Data records:
=-=-=-=-=

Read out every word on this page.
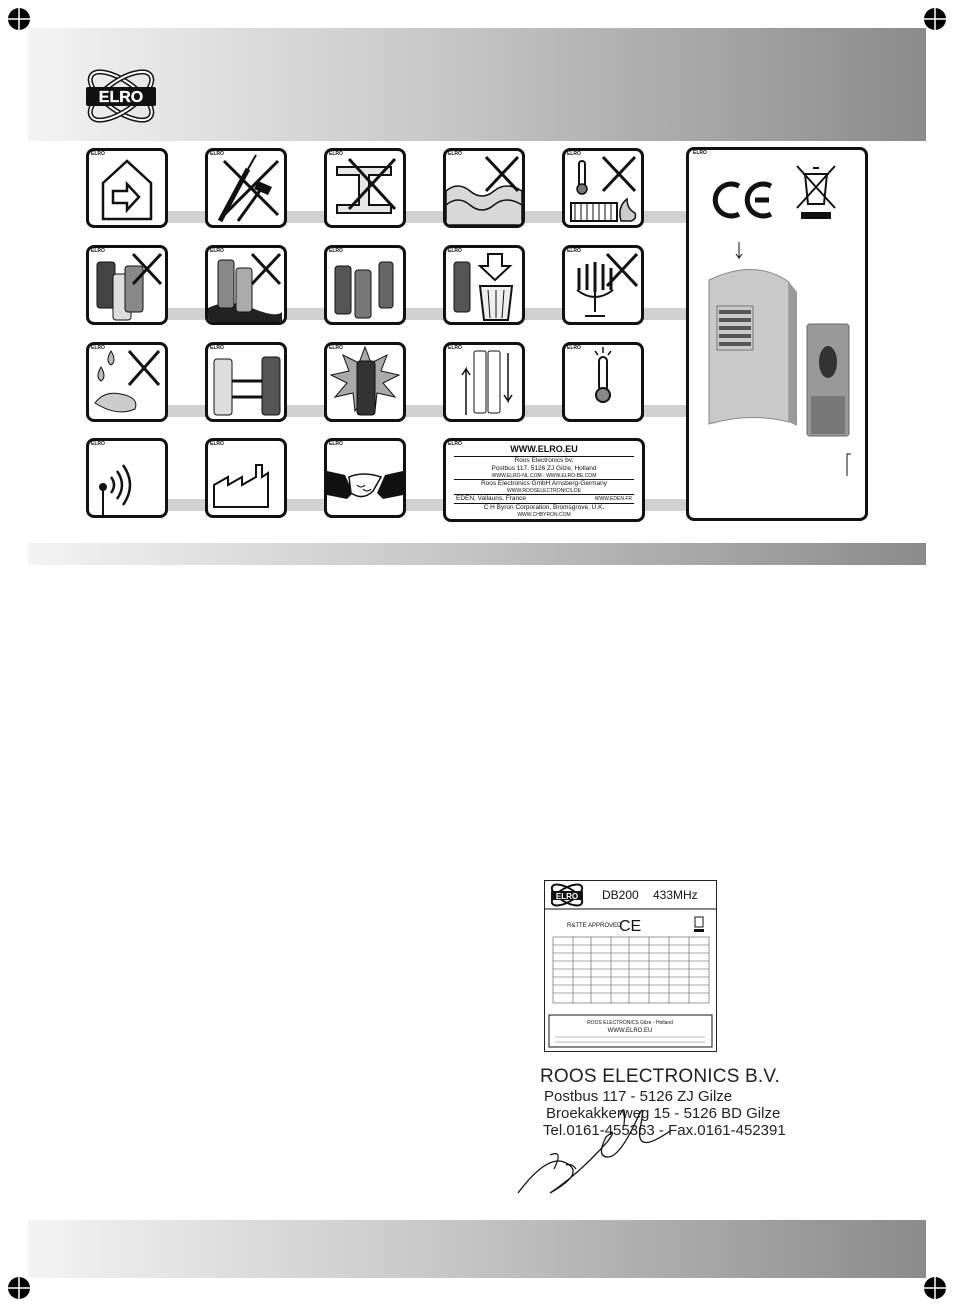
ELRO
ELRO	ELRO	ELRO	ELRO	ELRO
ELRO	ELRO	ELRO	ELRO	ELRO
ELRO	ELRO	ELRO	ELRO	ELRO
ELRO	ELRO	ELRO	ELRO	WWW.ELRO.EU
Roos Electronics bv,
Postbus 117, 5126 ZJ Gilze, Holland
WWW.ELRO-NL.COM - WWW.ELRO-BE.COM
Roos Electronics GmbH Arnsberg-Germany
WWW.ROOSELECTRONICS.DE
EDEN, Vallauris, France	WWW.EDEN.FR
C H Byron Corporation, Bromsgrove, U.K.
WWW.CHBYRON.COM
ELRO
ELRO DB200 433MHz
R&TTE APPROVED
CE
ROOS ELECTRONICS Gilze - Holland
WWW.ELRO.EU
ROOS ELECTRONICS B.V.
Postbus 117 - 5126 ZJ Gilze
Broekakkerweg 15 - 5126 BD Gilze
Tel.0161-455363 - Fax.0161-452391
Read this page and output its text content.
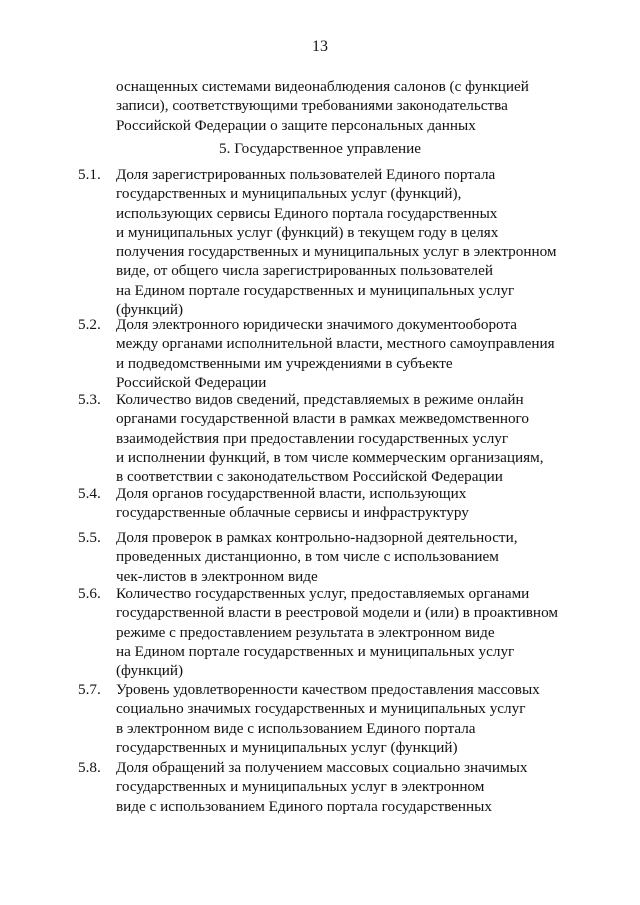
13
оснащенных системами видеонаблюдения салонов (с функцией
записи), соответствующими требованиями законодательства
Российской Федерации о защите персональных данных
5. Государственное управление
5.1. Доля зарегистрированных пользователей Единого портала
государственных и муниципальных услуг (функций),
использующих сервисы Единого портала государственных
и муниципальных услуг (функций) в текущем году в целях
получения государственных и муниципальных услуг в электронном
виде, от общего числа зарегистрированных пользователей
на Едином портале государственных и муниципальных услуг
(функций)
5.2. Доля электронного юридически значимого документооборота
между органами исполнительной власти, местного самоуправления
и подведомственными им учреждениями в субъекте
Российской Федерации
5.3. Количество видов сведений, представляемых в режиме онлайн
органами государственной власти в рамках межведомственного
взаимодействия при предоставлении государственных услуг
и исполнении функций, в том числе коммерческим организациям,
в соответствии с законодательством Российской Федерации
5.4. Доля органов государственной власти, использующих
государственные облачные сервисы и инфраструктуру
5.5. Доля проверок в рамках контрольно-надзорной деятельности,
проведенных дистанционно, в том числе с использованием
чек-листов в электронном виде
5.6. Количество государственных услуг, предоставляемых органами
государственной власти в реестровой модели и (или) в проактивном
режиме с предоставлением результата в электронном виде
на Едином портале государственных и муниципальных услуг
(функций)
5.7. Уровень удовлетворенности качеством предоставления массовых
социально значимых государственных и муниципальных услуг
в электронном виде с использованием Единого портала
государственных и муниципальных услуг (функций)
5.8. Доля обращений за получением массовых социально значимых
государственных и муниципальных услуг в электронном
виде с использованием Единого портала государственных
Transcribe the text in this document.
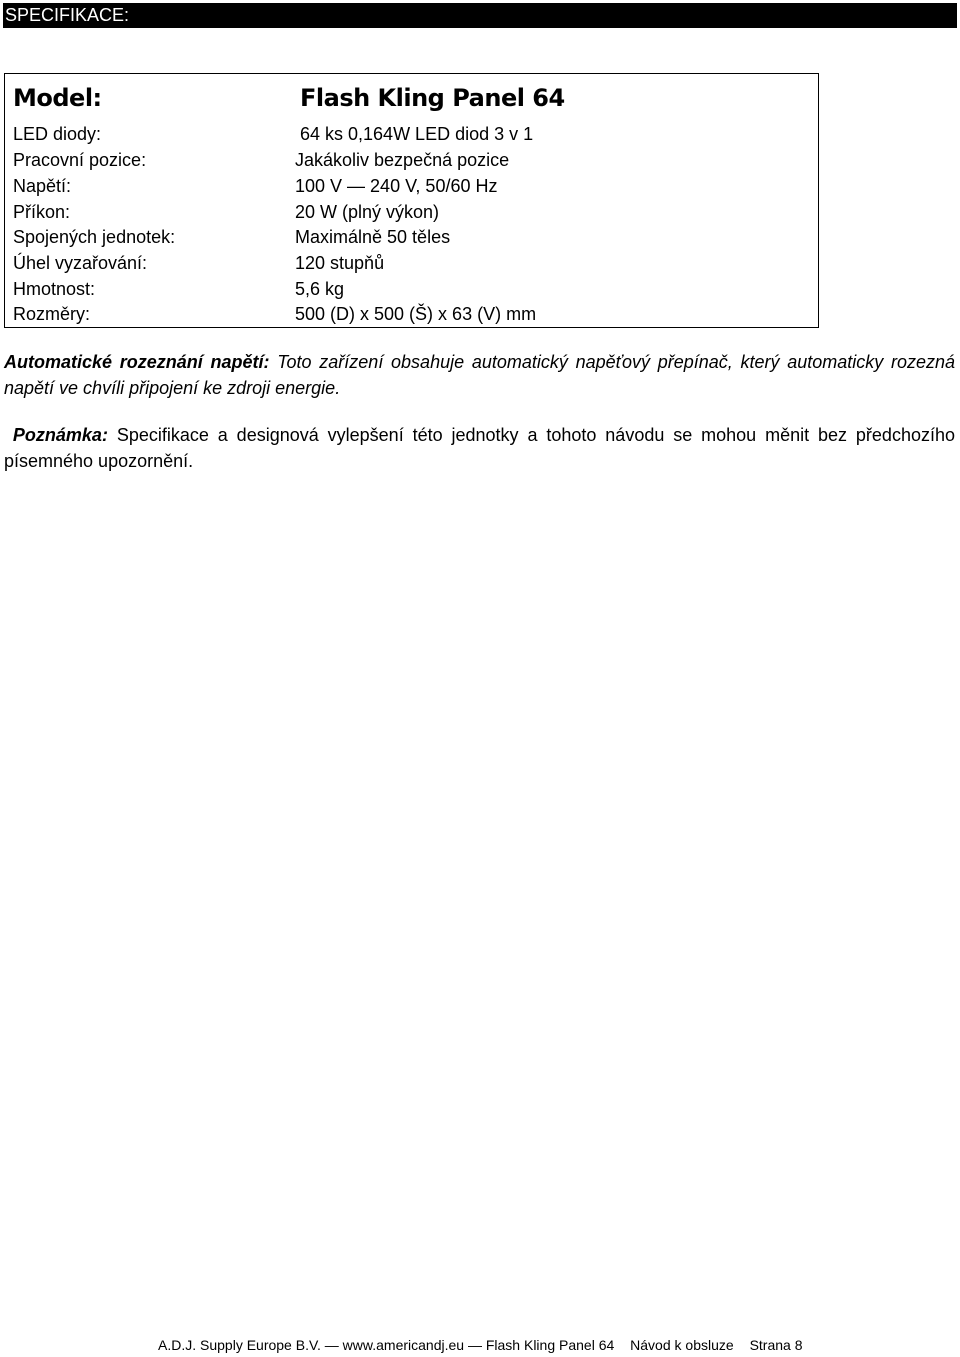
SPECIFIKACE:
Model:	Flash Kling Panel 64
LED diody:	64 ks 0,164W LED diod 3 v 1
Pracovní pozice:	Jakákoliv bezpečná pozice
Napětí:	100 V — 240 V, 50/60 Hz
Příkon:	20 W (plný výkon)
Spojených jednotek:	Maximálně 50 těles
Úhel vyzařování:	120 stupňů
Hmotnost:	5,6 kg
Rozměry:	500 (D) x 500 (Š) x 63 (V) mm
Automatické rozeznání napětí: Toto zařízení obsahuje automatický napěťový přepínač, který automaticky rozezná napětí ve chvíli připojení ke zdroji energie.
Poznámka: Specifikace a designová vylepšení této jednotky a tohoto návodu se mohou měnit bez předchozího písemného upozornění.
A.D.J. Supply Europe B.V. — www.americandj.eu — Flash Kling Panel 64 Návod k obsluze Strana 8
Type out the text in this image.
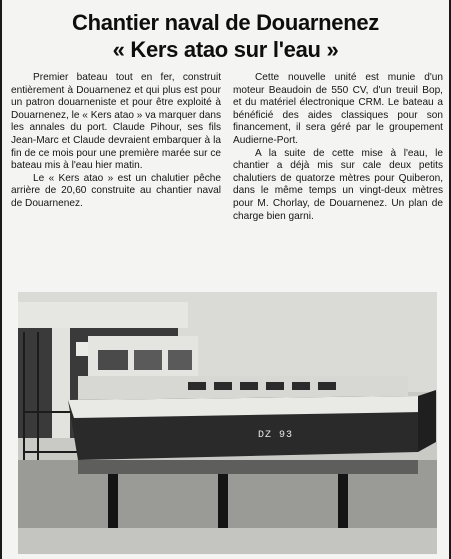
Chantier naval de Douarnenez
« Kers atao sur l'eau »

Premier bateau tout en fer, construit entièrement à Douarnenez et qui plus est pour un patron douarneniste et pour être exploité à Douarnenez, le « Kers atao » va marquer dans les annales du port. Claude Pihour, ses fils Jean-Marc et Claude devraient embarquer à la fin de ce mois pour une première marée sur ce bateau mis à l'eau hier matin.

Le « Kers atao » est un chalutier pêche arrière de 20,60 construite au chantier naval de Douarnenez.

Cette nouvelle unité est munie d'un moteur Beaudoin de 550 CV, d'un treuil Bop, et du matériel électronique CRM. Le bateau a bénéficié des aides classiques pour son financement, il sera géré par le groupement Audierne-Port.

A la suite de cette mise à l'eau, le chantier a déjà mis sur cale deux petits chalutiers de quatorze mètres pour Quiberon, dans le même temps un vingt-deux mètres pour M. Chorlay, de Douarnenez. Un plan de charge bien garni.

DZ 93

=-=-=-=-=

Transcribe the material exactly, and leave out whatever pictures it holds.

Read out every word on this page.
ELRO
ELRO	ELRO	ELRO	ELRO	ELRO
ELRO	ELRO	ELRO	ELRO	ELRO
ELRO	ELRO	ELRO	ELRO	ELRO
ELRO	ELRO	ELRO	ELRO	WWW.ELRO.EU
Roos Electronics bv,
Postbus 117, 5126 ZJ Gilze, Holland
WWW.ELRO-NL.COM - WWW.ELRO-BE.COM
Roos Electronics GmbH Arnsberg-Germany
WWW.ROOSELECTRONICS.DE
EDEN, Vallauris, France	WWW.EDEN.FR
C H Byron Corporation, Bromsgrove, U.K.
WWW.CHBYRON.COM
ELRO
ELRO DB200 433MHz
R&TTE APPROVED
CE
ROOS ELECTRONICS Gilze - Holland
WWW.ELRO.EU
ROOS ELECTRONICS B.V.
Postbus 117 - 5126 ZJ Gilze
Broekakkerweg 15 - 5126 BD Gilze
Tel.0161-455363 - Fax.0161-452391
Read this page and output its text content.
13
оснащенных системами видеонаблюдения салонов (с функцией
записи), соответствующими требованиями законодательства
Российской Федерации о защите персональных данных
5. Государственное управление
5.1. Доля зарегистрированных пользователей Единого портала
государственных и муниципальных услуг (функций),
использующих сервисы Единого портала государственных
и муниципальных услуг (функций) в текущем году в целях
получения государственных и муниципальных услуг в электронном
виде, от общего числа зарегистрированных пользователей
на Едином портале государственных и муниципальных услуг
(функций)
5.2. Доля электронного юридически значимого документооборота
между органами исполнительной власти, местного самоуправления
и подведомственными им учреждениями в субъекте
Российской Федерации
5.3. Количество видов сведений, представляемых в режиме онлайн
органами государственной власти в рамках межведомственного
взаимодействия при предоставлении государственных услуг
и исполнении функций, в том числе коммерческим организациям,
в соответствии с законодательством Российской Федерации
5.4. Доля органов государственной власти, использующих
государственные облачные сервисы и инфраструктуру
5.5. Доля проверок в рамках контрольно-надзорной деятельности,
проведенных дистанционно, в том числе с использованием
чек-листов в электронном виде
5.6. Количество государственных услуг, предоставляемых органами
государственной власти в реестровой модели и (или) в проактивном
режиме с предоставлением результата в электронном виде
на Едином портале государственных и муниципальных услуг
(функций)
5.7. Уровень удовлетворенности качеством предоставления массовых
социально значимых государственных и муниципальных услуг
в электронном виде с использованием Единого портала
государственных и муниципальных услуг (функций)
5.8. Доля обращений за получением массовых социально значимых
государственных и муниципальных услуг в электронном
виде с использованием Единого портала государственных
Transcribe the text in this document.
SPECIFIKACE:
Model:	Flash Kling Panel 64
LED diody:	64 ks 0,164W LED diod 3 v 1
Pracovní pozice:	Jakákoliv bezpečná pozice
Napětí:	100 V — 240 V, 50/60 Hz
Příkon:	20 W (plný výkon)
Spojených jednotek:	Maximálně 50 těles
Úhel vyzařování:	120 stupňů
Hmotnost:	5,6 kg
Rozměry:	500 (D) x 500 (Š) x 63 (V) mm
Automatické rozeznání napětí: Toto zařízení obsahuje automatický napěťový přepínač, který automaticky rozezná napětí ve chvíli připojení ke zdroji energie.
Poznámka: Specifikace a designová vylepšení této jednotky a tohoto návodu se mohou měnit bez předchozího písemného upozornění.
A.D.J. Supply Europe B.V. — www.americandj.eu — Flash Kling Panel 64 Návod k obsluze Strana 8
Type out the text in this image.
Chantier naval de Douarnenez
« Kers atao sur l'eau »

Premier bateau tout en fer, construit entièrement à Douarnenez et qui plus est pour un patron douarneniste et pour être exploité à Douarnenez, le « Kers atao » va marquer dans les annales du port. Claude Pihour, ses fils Jean-Marc et Claude devraient embarquer à la fin de ce mois pour une première marée sur ce bateau mis à l'eau hier matin.

Le « Kers atao » est un chalutier pêche arrière de 20,60 construite au chantier naval de Douarnenez.

Cette nouvelle unité est munie d'un moteur Beaudoin de 550 CV, d'un treuil Bop, et du matériel électronique CRM. Le bateau a bénéficié des aides classiques pour son financement, il sera géré par le groupement Audierne-Port.

A la suite de cette mise à l'eau, le chantier a déjà mis sur cale deux petits chalutiers de quatorze mètres pour Quiberon, dans le même temps un vingt-deux mètres pour M. Chorlay, de Douarnenez. Un plan de charge bien garni.

DZ 93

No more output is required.